Goal: Locate the string "title" in the listing below. Copy every line where it is found.

## start

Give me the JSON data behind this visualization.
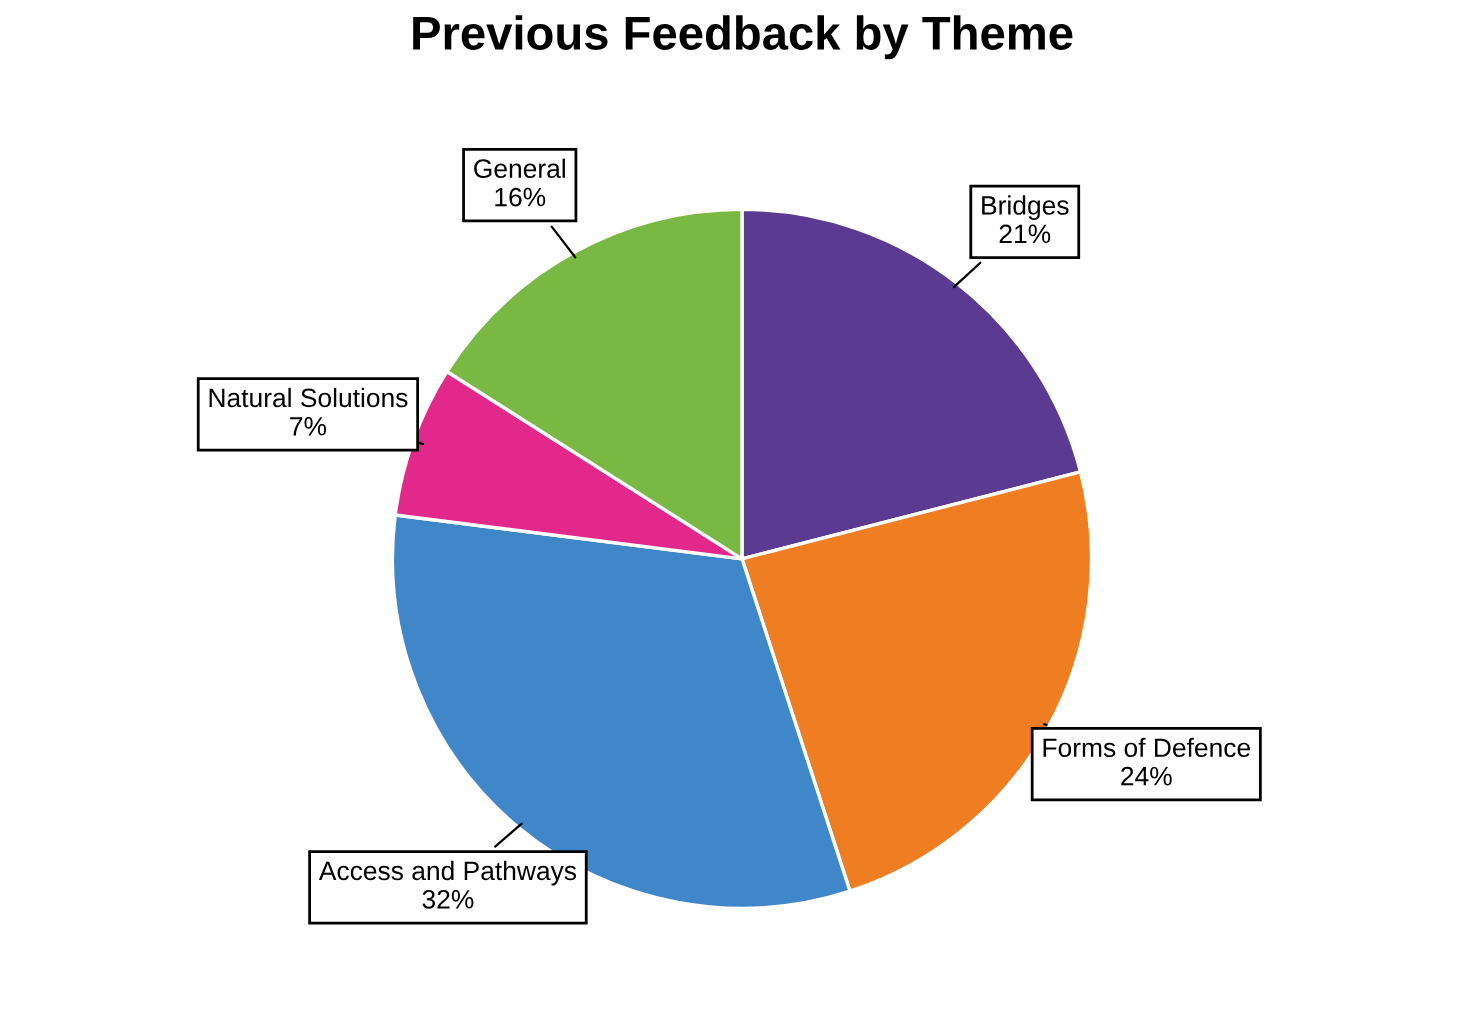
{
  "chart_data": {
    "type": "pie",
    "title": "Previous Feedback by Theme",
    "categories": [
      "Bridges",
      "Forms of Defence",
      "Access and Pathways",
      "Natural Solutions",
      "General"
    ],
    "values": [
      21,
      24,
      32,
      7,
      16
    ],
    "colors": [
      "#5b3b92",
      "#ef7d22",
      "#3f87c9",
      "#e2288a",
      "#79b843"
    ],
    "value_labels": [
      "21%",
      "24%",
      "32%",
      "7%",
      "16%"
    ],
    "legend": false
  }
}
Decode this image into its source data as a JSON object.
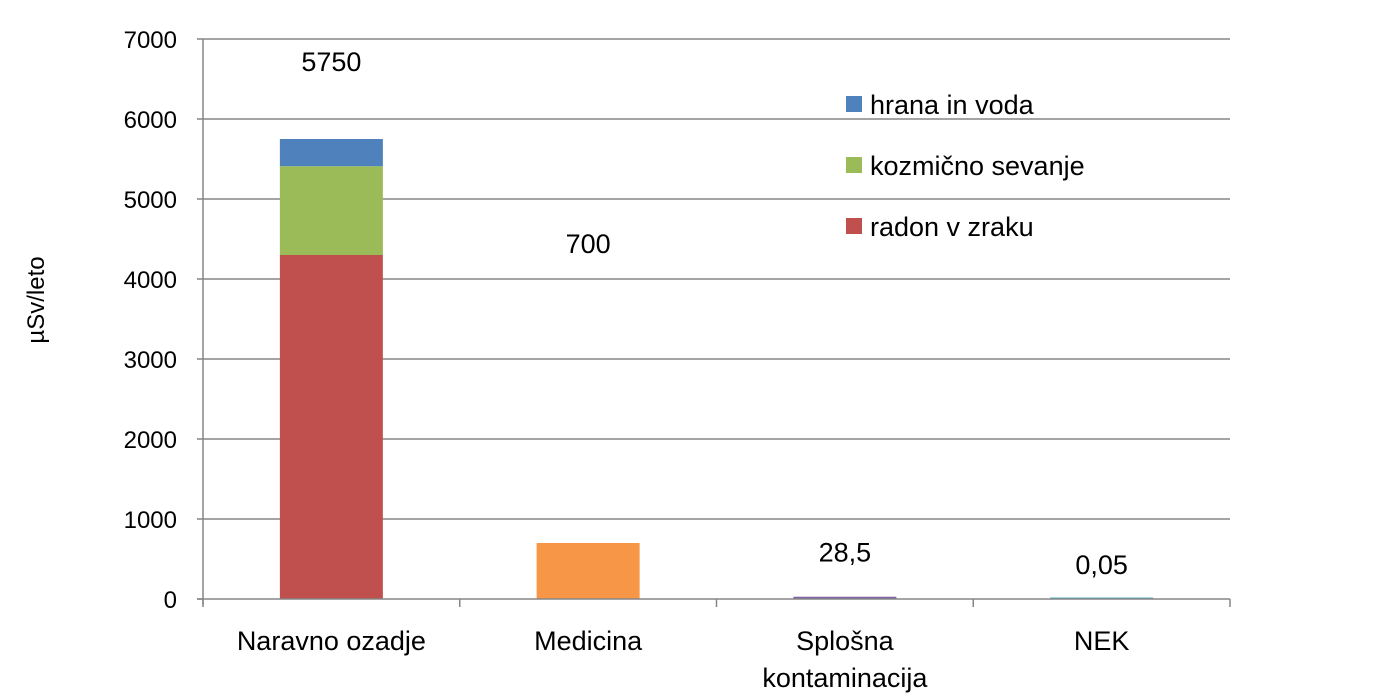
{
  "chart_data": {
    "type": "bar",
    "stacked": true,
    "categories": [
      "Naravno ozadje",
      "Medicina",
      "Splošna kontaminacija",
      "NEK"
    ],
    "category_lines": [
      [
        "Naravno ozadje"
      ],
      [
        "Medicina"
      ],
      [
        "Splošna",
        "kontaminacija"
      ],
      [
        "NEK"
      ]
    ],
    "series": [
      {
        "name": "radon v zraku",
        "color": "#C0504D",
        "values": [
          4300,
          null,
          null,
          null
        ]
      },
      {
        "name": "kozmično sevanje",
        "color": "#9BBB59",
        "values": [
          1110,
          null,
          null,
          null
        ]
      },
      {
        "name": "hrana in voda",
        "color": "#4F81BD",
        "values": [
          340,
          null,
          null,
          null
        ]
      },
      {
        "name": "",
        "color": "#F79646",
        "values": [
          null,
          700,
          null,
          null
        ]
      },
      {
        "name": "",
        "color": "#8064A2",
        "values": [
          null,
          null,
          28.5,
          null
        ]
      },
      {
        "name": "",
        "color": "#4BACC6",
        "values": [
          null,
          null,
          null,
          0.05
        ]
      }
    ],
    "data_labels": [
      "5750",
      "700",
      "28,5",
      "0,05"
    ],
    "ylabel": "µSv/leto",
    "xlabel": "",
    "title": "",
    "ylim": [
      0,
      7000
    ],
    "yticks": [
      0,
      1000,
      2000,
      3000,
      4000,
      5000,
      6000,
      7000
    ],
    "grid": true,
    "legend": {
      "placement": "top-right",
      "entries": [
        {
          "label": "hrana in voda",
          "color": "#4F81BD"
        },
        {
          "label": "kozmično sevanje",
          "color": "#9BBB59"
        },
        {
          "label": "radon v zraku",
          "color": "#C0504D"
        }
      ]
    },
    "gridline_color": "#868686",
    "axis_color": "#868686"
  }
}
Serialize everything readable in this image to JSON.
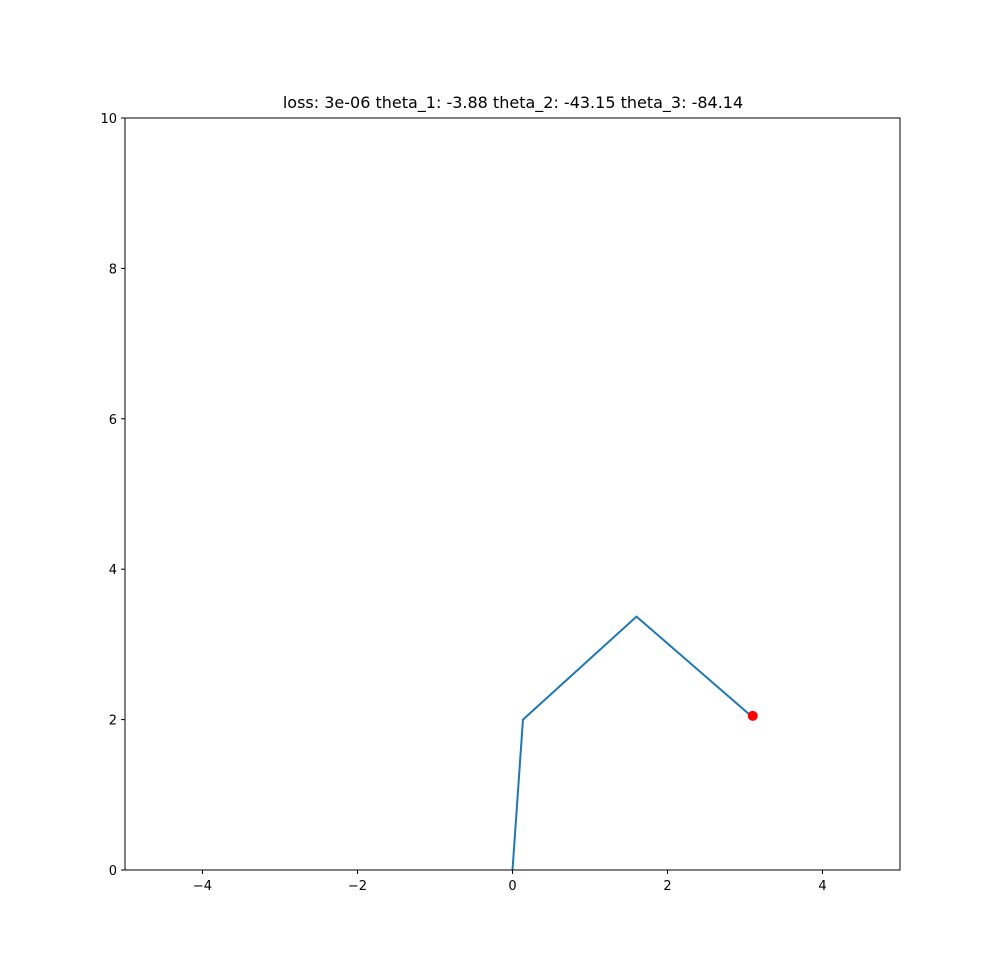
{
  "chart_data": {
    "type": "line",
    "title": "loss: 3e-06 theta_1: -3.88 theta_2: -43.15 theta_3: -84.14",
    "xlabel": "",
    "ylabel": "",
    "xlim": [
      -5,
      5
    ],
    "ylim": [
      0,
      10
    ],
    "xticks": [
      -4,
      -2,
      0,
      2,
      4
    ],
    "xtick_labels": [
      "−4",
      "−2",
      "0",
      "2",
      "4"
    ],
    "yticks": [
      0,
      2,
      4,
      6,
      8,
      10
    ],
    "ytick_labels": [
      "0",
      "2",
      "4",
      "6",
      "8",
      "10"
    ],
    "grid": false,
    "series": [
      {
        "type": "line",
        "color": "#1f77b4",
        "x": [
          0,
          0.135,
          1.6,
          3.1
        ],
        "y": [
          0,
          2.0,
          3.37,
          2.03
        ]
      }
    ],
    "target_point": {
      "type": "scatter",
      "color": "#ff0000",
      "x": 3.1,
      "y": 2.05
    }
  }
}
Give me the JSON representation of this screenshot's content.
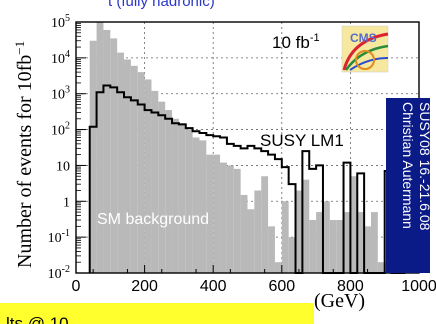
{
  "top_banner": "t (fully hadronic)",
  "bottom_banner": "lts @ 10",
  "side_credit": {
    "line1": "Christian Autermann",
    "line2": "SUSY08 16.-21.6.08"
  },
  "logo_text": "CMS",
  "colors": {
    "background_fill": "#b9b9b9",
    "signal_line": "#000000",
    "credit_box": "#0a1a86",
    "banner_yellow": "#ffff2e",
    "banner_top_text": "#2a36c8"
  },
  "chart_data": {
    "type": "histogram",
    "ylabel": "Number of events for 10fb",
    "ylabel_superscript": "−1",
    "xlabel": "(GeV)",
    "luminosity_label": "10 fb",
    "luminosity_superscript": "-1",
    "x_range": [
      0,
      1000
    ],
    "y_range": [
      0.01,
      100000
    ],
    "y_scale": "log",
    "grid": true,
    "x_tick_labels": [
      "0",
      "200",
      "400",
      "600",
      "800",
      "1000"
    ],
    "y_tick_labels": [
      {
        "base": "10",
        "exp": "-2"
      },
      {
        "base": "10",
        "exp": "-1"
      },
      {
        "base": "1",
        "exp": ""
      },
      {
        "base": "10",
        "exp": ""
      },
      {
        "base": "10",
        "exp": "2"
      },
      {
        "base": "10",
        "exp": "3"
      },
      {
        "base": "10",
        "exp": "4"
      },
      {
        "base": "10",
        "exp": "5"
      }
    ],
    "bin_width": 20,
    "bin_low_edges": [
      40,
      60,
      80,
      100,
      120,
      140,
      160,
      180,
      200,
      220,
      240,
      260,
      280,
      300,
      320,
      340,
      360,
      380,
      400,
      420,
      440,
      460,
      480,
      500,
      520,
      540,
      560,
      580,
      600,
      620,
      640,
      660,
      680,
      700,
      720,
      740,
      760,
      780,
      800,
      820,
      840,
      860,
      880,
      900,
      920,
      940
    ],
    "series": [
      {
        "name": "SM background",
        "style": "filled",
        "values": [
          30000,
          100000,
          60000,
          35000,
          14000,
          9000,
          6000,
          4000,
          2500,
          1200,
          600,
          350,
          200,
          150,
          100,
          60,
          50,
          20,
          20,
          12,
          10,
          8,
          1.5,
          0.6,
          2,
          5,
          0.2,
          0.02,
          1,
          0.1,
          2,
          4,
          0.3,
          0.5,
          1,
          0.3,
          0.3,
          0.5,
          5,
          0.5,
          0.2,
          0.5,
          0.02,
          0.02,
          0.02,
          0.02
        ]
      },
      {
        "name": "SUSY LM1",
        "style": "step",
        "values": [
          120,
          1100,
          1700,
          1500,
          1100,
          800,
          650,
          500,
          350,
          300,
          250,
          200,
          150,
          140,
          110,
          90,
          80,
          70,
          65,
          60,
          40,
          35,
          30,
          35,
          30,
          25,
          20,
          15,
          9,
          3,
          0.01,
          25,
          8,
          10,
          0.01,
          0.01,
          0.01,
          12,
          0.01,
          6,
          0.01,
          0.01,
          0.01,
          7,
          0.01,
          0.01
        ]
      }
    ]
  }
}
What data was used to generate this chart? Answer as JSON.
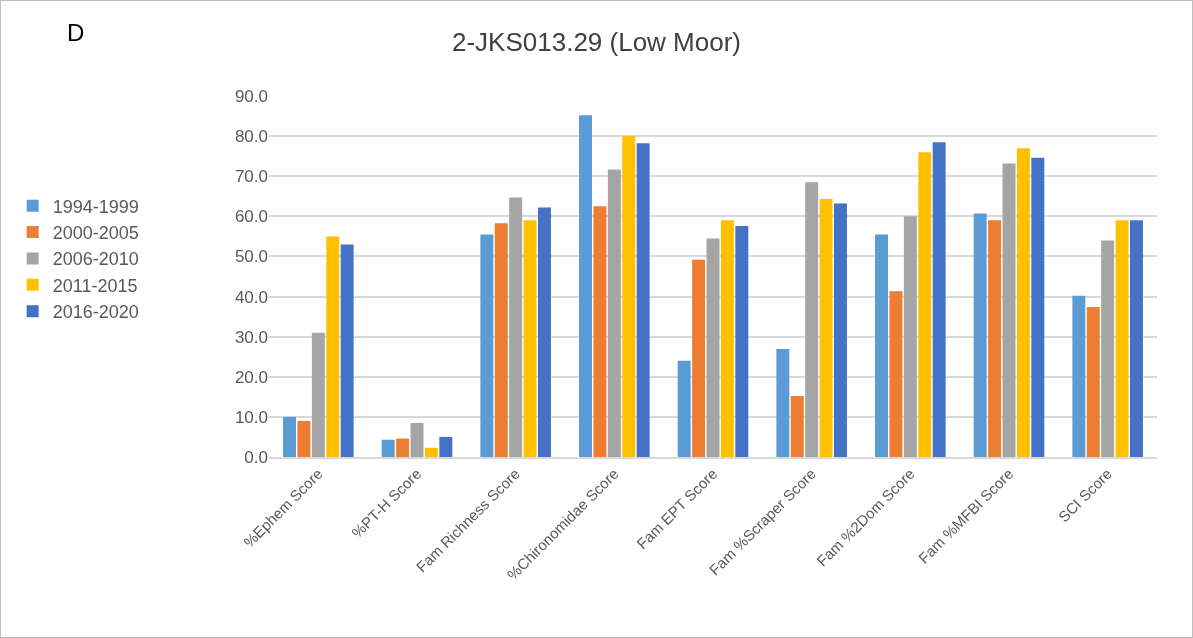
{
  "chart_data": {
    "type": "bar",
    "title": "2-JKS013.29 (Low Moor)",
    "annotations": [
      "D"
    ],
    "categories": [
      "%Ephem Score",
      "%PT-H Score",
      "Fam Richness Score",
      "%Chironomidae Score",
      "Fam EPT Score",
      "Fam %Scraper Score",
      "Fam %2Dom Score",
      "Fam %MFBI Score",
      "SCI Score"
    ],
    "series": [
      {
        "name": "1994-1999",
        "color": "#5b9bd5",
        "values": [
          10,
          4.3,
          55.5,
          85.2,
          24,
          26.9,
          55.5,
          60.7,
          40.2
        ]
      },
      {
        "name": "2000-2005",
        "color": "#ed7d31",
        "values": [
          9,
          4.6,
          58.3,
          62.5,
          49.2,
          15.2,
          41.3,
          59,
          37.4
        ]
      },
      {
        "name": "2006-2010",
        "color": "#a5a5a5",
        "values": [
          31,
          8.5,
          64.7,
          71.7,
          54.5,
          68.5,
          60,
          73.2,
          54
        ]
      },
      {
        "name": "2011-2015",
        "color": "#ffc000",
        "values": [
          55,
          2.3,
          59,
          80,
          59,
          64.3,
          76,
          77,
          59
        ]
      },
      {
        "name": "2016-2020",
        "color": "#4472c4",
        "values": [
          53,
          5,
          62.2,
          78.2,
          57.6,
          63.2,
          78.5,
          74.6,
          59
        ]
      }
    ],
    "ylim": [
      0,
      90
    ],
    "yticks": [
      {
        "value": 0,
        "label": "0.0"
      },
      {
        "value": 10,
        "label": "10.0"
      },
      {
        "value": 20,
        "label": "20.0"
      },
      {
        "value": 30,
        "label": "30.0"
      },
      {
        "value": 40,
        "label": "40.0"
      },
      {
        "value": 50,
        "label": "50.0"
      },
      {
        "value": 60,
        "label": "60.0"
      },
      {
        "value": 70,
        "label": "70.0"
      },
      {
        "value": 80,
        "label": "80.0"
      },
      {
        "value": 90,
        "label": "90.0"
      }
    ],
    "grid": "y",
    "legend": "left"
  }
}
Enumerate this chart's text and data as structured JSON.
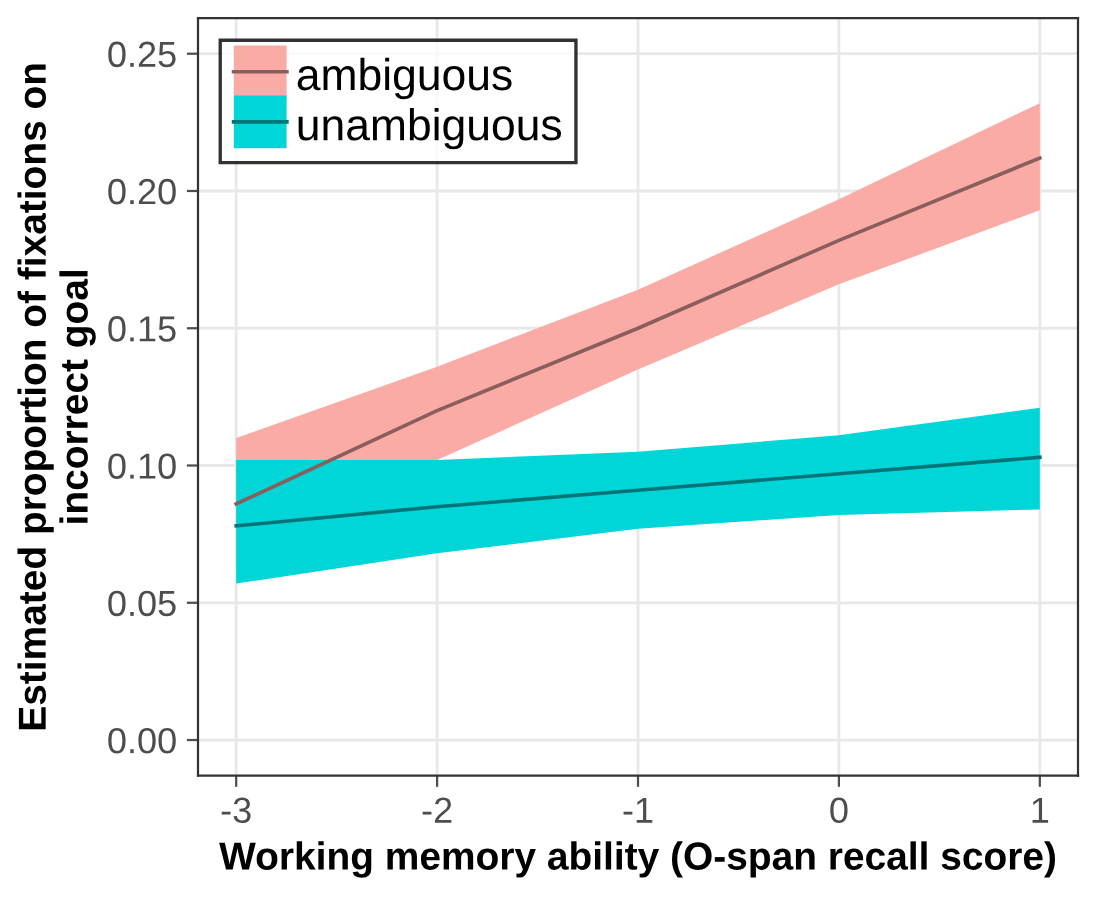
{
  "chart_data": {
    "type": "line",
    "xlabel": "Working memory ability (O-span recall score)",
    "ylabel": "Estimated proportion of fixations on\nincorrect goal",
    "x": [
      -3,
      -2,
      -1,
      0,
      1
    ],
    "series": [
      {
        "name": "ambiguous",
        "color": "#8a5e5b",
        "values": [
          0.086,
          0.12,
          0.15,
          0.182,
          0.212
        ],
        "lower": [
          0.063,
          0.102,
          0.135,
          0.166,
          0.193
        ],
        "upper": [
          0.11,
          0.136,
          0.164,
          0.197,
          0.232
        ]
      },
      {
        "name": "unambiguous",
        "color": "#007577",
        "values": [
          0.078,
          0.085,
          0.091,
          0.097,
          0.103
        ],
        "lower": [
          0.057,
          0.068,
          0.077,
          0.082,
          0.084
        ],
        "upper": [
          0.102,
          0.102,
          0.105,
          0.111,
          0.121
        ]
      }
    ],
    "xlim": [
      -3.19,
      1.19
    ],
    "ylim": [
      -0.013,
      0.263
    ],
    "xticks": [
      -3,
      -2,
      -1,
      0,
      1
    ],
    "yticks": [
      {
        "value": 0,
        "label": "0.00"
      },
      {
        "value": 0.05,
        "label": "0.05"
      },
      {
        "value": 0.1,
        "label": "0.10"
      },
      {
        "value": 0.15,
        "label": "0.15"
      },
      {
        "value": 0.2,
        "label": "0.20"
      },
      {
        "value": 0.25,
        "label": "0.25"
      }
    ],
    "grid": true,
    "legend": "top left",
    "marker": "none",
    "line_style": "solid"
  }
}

## end

Complete output:
    "title": "Previous Feedback by Theme",
    "title": "",
    "title": "loss: 3e-06 theta_1: -3.88 theta_2: -43.15 theta_3: -84.14",
    "title": "2-JKS013.29 (Low Moor)",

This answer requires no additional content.